* EXERCISE DESCRIPTION:
The entries below should be transcribed in their entirety, exactly as written.

* RECORDS SUPPLIED:
──────────

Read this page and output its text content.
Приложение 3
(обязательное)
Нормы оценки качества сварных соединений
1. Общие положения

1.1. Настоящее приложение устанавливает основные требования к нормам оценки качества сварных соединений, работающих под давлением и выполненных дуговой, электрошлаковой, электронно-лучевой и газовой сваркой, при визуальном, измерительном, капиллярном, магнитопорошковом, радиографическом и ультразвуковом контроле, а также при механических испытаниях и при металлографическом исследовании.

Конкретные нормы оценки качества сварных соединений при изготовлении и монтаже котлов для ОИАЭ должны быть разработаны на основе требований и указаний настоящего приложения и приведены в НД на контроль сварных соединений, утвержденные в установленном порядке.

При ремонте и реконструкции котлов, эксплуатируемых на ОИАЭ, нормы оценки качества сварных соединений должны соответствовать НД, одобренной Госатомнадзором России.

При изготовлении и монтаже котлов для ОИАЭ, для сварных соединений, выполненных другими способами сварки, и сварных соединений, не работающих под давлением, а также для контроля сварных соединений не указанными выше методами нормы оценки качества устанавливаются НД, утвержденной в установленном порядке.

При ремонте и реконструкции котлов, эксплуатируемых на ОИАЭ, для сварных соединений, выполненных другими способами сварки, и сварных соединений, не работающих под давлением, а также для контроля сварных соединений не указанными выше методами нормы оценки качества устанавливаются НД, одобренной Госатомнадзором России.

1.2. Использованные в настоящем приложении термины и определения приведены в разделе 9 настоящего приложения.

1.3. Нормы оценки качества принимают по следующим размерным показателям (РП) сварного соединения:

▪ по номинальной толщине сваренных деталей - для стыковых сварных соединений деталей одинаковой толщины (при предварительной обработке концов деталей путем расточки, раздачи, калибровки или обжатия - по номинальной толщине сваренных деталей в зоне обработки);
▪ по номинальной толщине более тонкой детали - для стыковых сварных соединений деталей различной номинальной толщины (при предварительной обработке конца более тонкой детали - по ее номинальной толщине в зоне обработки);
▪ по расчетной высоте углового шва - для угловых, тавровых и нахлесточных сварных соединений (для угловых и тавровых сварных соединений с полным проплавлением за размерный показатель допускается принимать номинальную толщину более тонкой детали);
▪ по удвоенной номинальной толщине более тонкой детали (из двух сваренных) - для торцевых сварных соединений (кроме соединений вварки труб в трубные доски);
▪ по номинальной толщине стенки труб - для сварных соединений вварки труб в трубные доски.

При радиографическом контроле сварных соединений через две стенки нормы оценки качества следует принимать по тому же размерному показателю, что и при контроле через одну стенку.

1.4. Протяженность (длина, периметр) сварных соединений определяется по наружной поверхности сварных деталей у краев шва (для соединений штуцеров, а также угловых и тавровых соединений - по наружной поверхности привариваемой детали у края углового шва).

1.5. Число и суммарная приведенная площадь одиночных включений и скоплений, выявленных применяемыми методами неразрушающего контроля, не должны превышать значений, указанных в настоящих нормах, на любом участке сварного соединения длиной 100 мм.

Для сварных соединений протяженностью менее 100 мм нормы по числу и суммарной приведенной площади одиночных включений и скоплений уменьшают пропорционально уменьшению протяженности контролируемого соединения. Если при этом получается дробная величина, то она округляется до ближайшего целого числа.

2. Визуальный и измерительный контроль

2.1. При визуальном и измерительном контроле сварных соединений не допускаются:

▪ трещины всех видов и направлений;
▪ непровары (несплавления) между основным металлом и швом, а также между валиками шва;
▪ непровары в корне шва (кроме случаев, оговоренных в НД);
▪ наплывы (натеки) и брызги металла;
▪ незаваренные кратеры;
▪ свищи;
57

──────────

* RESULT OF THIS TASK:
Read this page and output its text content.
Приложение 3
(обязательное)
Нормы оценки качества сварных соединений
1. Общие положения

1.1. Настоящее приложение устанавливает основные требования к нормам оценки качества сварных соединений, работающих под давлением и выполненных дуговой, электрошлаковой, электронно-лучевой и газовой сваркой, при визуальном, измерительном, капиллярном, магнитопорошковом, радиографическом и ультразвуковом контроле, а также при механических испытаниях и при металлографическом исследовании.

Конкретные нормы оценки качества сварных соединений при изготовлении и монтаже котлов для ОИАЭ должны быть разработаны на основе требований и указаний настоящего приложения и приведены в НД на контроль сварных соединений, утвержденные в установленном порядке.

При ремонте и реконструкции котлов, эксплуатируемых на ОИАЭ, нормы оценки качества сварных соединений должны соответствовать НД, одобренной Госатомнадзором России.

При изготовлении и монтаже котлов для ОИАЭ, для сварных соединений, выполненных другими способами сварки, и сварных соединений, не работающих под давлением, а также для контроля сварных соединений не указанными выше методами нормы оценки качества устанавливаются НД, утвержденной в установленном порядке.

При ремонте и реконструкции котлов, эксплуатируемых на ОИАЭ, для сварных соединений, выполненных другими способами сварки, и сварных соединений, не работающих под давлением, а также для контроля сварных соединений не указанными выше методами нормы оценки качества устанавливаются НД, одобренной Госатомнадзором России.

1.2. Использованные в настоящем приложении термины и определения приведены в разделе 9 настоящего приложения.

1.3. Нормы оценки качества принимают по следующим размерным показателям (РП) сварного соединения:

▪ по номинальной толщине сваренных деталей - для стыковых сварных соединений деталей одинаковой толщины (при предварительной обработке концов деталей путем расточки, раздачи, калибровки или обжатия - по номинальной толщине сваренных деталей в зоне обработки);
▪ по номинальной толщине более тонкой детали - для стыковых сварных соединений деталей различной номинальной толщины (при предварительной обработке конца более тонкой детали - по ее номинальной толщине в зоне обработки);
▪ по расчетной высоте углового шва - для угловых, тавровых и нахлесточных сварных соединений (для угловых и тавровых сварных соединений с полным проплавлением за размерный показатель допускается принимать номинальную толщину более тонкой детали);
▪ по удвоенной номинальной толщине более тонкой детали (из двух сваренных) - для торцевых сварных соединений (кроме соединений вварки труб в трубные доски);
▪ по номинальной толщине стенки труб - для сварных соединений вварки труб в трубные доски.

При радиографическом контроле сварных соединений через две стенки нормы оценки качества следует принимать по тому же размерному показателю, что и при контроле через одну стенку.

1.4. Протяженность (длина, периметр) сварных соединений определяется по наружной поверхности сварных деталей у краев шва (для соединений штуцеров, а также угловых и тавровых соединений - по наружной поверхности привариваемой детали у края углового шва).

1.5. Число и суммарная приведенная площадь одиночных включений и скоплений, выявленных применяемыми методами неразрушающего контроля, не должны превышать значений, указанных в настоящих нормах, на любом участке сварного соединения длиной 100 мм.

Для сварных соединений протяженностью менее 100 мм нормы по числу и суммарной приведенной площади одиночных включений и скоплений уменьшают пропорционально уменьшению протяженности контролируемого соединения. Если при этом получается дробная величина, то она округляется до ближайшего целого числа.

2. Визуальный и измерительный контроль

2.1. При визуальном и измерительном контроле сварных соединений не допускаются:

▪ трещины всех видов и направлений;
▪ непровары (несплавления) между основным металлом и швом, а также между валиками шва;
▪ непровары в корне шва (кроме случаев, оговоренных в НД);
▪ наплывы (натеки) и брызги металла;
▪ незаваренные кратеры;
▪ свищи;
57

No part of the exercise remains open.